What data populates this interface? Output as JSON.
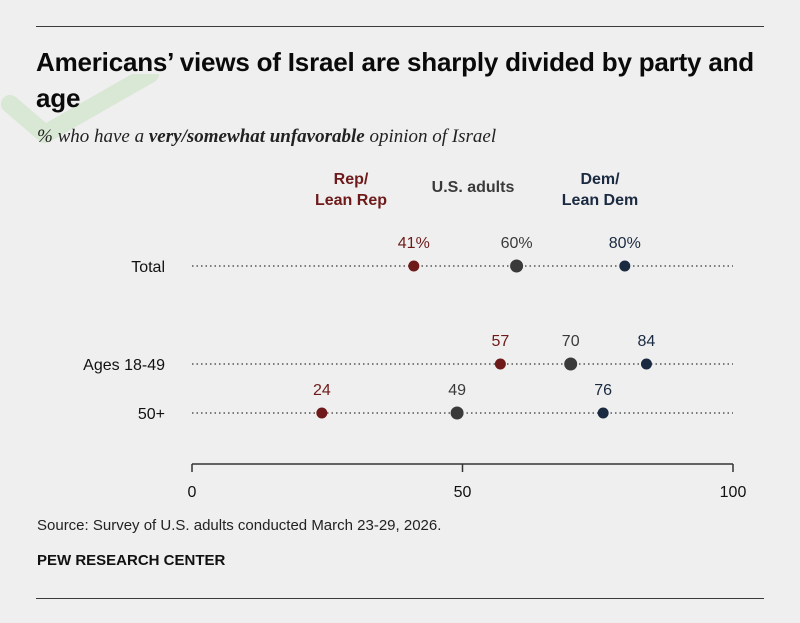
{
  "header": {
    "title": "Americans’ views of Israel are sharply divided by party and age",
    "subtitle_prefix": "% who have a ",
    "subtitle_emphasis": "very/somewhat unfavorable",
    "subtitle_suffix": " opinion of Israel"
  },
  "footer": {
    "source": "Source: Survey of U.S. adults conducted March 23-29, 2026.",
    "organization": "PEW RESEARCH CENTER"
  },
  "colors": {
    "rep": "#6e1a1a",
    "all": "#3a3a3a",
    "dem": "#1a2a40",
    "dotted": "#555555"
  },
  "chart_data": {
    "type": "dot_plot",
    "title": "Americans’ views of Israel are sharply divided by party and age",
    "xlim": [
      0,
      100
    ],
    "xticks": [
      0,
      50,
      100
    ],
    "xtick_labels": [
      "0",
      "50",
      "100"
    ],
    "legend": [
      {
        "key": "rep",
        "lines": [
          "Rep/",
          "Lean Rep"
        ]
      },
      {
        "key": "all",
        "lines": [
          "U.S. adults"
        ]
      },
      {
        "key": "dem",
        "lines": [
          "Dem/",
          "Lean Dem"
        ]
      }
    ],
    "categories": [
      "Total",
      "Ages 18-49",
      "50+"
    ],
    "series": [
      {
        "name": "Rep/Lean Rep",
        "key": "rep",
        "values": [
          41,
          57,
          24
        ],
        "labels": [
          "41%",
          "57",
          "24"
        ]
      },
      {
        "name": "U.S. adults",
        "key": "all",
        "values": [
          60,
          70,
          49
        ],
        "labels": [
          "60%",
          "70",
          "49"
        ]
      },
      {
        "name": "Dem/Lean Dem",
        "key": "dem",
        "values": [
          80,
          84,
          76
        ],
        "labels": [
          "80%",
          "84",
          "76"
        ]
      }
    ]
  }
}
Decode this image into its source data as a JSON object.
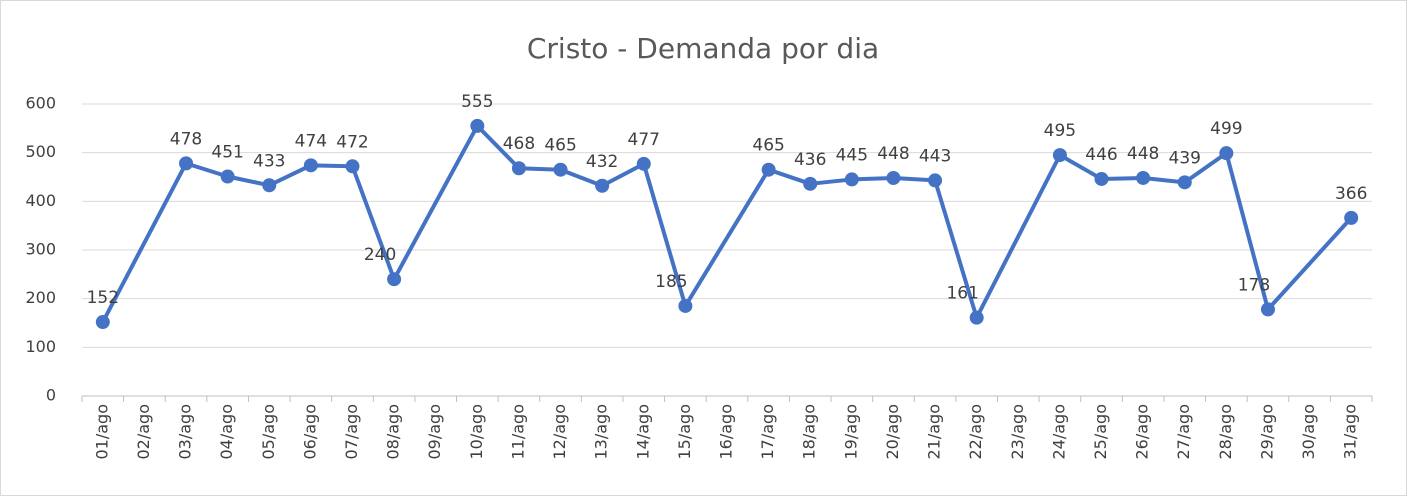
_ _ _ _ _ _ _
▸ **WHAT TO DO**:
Leave the pictures out, and transcribe each of the records exactly.

▸ **SOLUTION TO THE EXERCISE**:
What data populates this interface? Output as JSON.
{
  "header": {
    "title": "Americans’ views of Israel are sharply divided by party and age",
    "subtitle_prefix": "% who have a ",
    "subtitle_emphasis": "very/somewhat unfavorable",
    "subtitle_suffix": " opinion of Israel"
  },
  "footer": {
    "source": "Source: Survey of U.S. adults conducted March 23-29, 2026.",
    "organization": "PEW RESEARCH CENTER"
  },
  "colors": {
    "rep": "#6e1a1a",
    "all": "#3a3a3a",
    "dem": "#1a2a40",
    "dotted": "#555555"
  },
  "chart_data": {
    "type": "dot_plot",
    "title": "Americans’ views of Israel are sharply divided by party and age",
    "xlim": [
      0,
      100
    ],
    "xticks": [
      0,
      50,
      100
    ],
    "xtick_labels": [
      "0",
      "50",
      "100"
    ],
    "legend": [
      {
        "key": "rep",
        "lines": [
          "Rep/",
          "Lean Rep"
        ]
      },
      {
        "key": "all",
        "lines": [
          "U.S. adults"
        ]
      },
      {
        "key": "dem",
        "lines": [
          "Dem/",
          "Lean Dem"
        ]
      }
    ],
    "categories": [
      "Total",
      "Ages 18-49",
      "50+"
    ],
    "series": [
      {
        "name": "Rep/Lean Rep",
        "key": "rep",
        "values": [
          41,
          57,
          24
        ],
        "labels": [
          "41%",
          "57",
          "24"
        ]
      },
      {
        "name": "U.S. adults",
        "key": "all",
        "values": [
          60,
          70,
          49
        ],
        "labels": [
          "60%",
          "70",
          "49"
        ]
      },
      {
        "name": "Dem/Lean Dem",
        "key": "dem",
        "values": [
          80,
          84,
          76
        ],
        "labels": [
          "80%",
          "84",
          "76"
        ]
      }
    ]
  }
}
Decode this image into its source data as a JSON object.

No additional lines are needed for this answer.